原始文本:

::::

2024-07-07 12:48| 来源: 网络整理| 查看: 265

   

孔子是我国历史上最著名最有影响的道德家、思想家、政治家。孔子谈论道德不仅仅是讲个人的心性修炼,而是将其与齐家、治国、平天下密切联系起来。即是说,他谈伦理没有离开政治。同样地,他谈政治也没有离开伦理。政治、伦理相贯通的思想在他的“论政”中得到了充分的体现。下面我们主要以《论语》一书中的有关材料说明这个问题。在孔子弟子和再传弟子纂辑的《论语》一书中,记载着孔子“论政”的意见和主张。其中有的是有针对性地回答当政者和弟子的“问政”(不下十多次),有的则属于一般性的论说。

孔子所处的春秋时代是所谓“礼坏乐崩”的社会大变革的时代,诸侯并起,各自为政,社会动荡混乱。出于强烈的社会责任意识,孔子不是消极地适应社会,而是积极地提出自己为政治世的政见和主张。由于他饱学多识,又有从政治国的实践经验,司马迁在《史记·孔子世家》中曾赞誉孔子治理下的鲁国“鬻羔豚者弗饰贾(通“价”),男女行者别于途,途不拾遗,四方之客至乎邑者不求有司,皆予之以归。”特别是孔子带领众弟子周游卫、曹、宋、陈、蔡、楚等诸侯国长达十三、四年之久,对当时各国社会政治文化进行了考察了解,于晚年在删《诗》、《书》,订《礼》、《乐》,赞《周易》,作《春秋》的古籍整理和著述中又注重总结为政治国的历史经验,这使得他的“论政”,思想深刻,内涵丰实,影响深远。

::::

小练习 1: 把上面这篇谈孔子论政的文字从头到尾原样誊写一遍。

(部分列表)
::::

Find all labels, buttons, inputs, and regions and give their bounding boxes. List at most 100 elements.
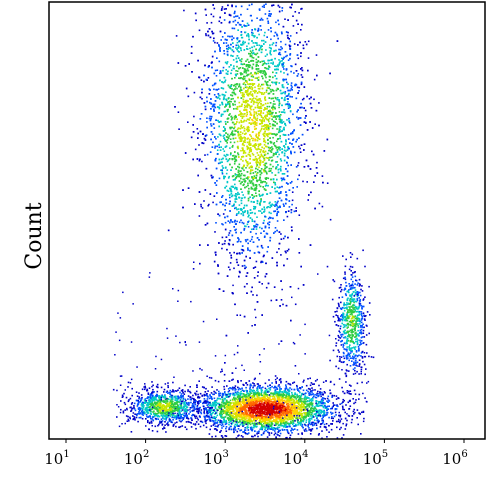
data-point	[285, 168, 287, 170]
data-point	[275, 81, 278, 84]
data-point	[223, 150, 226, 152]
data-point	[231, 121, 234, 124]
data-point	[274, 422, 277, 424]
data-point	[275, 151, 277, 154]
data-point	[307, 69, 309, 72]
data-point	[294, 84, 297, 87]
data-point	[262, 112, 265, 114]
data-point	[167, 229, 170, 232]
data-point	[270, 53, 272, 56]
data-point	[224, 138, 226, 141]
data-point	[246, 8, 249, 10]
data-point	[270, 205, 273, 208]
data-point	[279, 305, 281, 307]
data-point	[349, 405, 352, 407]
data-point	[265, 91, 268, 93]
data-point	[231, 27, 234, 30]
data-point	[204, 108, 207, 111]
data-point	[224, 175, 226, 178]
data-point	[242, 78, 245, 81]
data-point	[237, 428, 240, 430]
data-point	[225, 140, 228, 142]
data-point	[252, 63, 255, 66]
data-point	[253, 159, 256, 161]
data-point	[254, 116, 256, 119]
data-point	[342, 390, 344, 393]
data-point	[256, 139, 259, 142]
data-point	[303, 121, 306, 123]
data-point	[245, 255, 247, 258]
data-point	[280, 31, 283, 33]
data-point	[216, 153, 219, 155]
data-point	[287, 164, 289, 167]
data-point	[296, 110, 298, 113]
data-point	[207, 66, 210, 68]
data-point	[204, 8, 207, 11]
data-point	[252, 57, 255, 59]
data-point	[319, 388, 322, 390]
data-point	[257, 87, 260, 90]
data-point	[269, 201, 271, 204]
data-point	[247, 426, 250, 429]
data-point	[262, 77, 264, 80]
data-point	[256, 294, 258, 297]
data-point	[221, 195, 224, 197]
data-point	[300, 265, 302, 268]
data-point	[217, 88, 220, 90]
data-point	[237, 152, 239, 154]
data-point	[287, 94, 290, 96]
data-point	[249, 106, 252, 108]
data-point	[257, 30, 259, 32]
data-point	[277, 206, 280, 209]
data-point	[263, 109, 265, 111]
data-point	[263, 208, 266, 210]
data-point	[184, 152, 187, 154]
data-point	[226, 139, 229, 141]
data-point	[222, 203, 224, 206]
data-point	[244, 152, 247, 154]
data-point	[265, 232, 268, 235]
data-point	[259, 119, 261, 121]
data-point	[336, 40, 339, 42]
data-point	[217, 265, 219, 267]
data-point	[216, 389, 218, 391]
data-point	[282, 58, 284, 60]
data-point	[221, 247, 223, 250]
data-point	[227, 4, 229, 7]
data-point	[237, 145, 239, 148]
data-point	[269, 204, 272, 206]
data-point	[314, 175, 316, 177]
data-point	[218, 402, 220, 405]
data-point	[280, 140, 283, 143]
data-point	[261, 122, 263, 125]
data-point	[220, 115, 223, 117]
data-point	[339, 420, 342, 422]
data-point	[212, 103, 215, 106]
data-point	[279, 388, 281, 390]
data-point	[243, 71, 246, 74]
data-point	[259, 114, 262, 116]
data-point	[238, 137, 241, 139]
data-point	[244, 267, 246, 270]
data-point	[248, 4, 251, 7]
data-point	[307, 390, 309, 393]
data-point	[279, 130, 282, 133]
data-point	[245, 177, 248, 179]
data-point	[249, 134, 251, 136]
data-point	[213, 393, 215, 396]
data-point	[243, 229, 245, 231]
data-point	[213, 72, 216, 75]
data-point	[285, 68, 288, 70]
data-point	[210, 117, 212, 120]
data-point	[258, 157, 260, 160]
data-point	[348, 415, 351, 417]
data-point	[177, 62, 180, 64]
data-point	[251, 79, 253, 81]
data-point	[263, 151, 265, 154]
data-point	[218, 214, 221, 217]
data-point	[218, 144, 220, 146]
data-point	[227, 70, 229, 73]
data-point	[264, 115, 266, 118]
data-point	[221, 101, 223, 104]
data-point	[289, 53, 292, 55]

::::

小练习 2: 从列表中含有“168, 287, 170]”的那一行起，一直到含有“84, 297, 87]”的那一行止，把其间各行原封不动地摘录出来，首尾两行都算在内。

任务结果 1:
2024-07-07 12:48| 来源: 网络整理| 查看: 265

   

孔子是我国历史上最著名最有影响的道德家、思想家、政治家。孔子谈论道德不仅仅是讲个人的心性修炼,而是将其与齐家、治国、平天下密切联系起来。即是说,他谈伦理没有离开政治。同样地,他谈政治也没有离开伦理。政治、伦理相贯通的思想在他的“论政”中得到了充分的体现。下面我们主要以《论语》一书中的有关材料说明这个问题。在孔子弟子和再传弟子纂辑的《论语》一书中,记载着孔子“论政”的意见和主张。其中有的是有针对性地回答当政者和弟子的“问政”(不下十多次),有的则属于一般性的论说。

孔子所处的春秋时代是所谓“礼坏乐崩”的社会大变革的时代,诸侯并起,各自为政,社会动荡混乱。出于强烈的社会责任意识,孔子不是消极地适应社会,而是积极地提出自己为政治世的政见和主张。由于他饱学多识,又有从政治国的实践经验,司马迁在《史记·孔子世家》中曾赞誉孔子治理下的鲁国“鬻羔豚者弗饰贾(通“价”),男女行者别于途,途不拾遗,四方之客至乎邑者不求有司,皆予之以归。”特别是孔子带领众弟子周游卫、曹、宋、陈、蔡、楚等诸侯国长达十三、四年之久,对当时各国社会政治文化进行了考察了解,于晚年在删《诗》、《书》,订《礼》、《乐》,赞《周易》,作《春秋》的古籍整理和著述中又注重总结为政治国的历史经验,这使得他的“论政”,思想深刻,内涵丰实,影响深远。

任务结果 2:
data-point	[285, 168, 287, 170]
data-point	[275, 81, 278, 84]
data-point	[223, 150, 226, 152]
data-point	[231, 121, 234, 124]
data-point	[274, 422, 277, 424]
data-point	[275, 151, 277, 154]
data-point	[307, 69, 309, 72]
data-point	[294, 84, 297, 87]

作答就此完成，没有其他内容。